Where a line below holds the string "take", copy that line.

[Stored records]
____________

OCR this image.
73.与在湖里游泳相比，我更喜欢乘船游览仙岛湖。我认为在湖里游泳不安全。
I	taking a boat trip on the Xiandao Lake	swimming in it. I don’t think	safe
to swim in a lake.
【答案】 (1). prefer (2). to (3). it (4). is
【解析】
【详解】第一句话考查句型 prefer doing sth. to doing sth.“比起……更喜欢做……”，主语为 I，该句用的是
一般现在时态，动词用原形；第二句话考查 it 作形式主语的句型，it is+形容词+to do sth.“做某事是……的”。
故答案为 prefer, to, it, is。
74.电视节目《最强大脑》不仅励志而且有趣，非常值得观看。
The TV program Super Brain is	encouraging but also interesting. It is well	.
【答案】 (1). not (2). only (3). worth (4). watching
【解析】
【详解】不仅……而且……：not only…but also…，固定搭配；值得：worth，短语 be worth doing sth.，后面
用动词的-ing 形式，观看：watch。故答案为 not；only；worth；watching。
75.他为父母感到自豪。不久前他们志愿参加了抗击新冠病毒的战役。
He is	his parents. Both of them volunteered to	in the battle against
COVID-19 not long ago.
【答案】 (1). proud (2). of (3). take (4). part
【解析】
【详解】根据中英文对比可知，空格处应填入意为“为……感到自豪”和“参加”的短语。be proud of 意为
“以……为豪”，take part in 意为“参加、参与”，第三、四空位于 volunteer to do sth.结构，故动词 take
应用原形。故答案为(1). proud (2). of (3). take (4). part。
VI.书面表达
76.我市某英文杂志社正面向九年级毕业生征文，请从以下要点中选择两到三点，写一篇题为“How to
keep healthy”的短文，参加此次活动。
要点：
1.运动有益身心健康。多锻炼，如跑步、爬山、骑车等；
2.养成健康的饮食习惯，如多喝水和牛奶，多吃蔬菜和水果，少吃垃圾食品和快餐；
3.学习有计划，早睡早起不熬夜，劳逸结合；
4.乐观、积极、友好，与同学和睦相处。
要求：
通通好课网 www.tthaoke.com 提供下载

____________

TASK RESPONSE
【答案】 (1). proud (2). of (3). take (4). part
“以……为豪”，take part in 意为“参加、参与”，第三、四空位于 volunteer to do sth.结构，故动词 take
应用原形。故答案为(1). proud (2). of (3). take (4). part。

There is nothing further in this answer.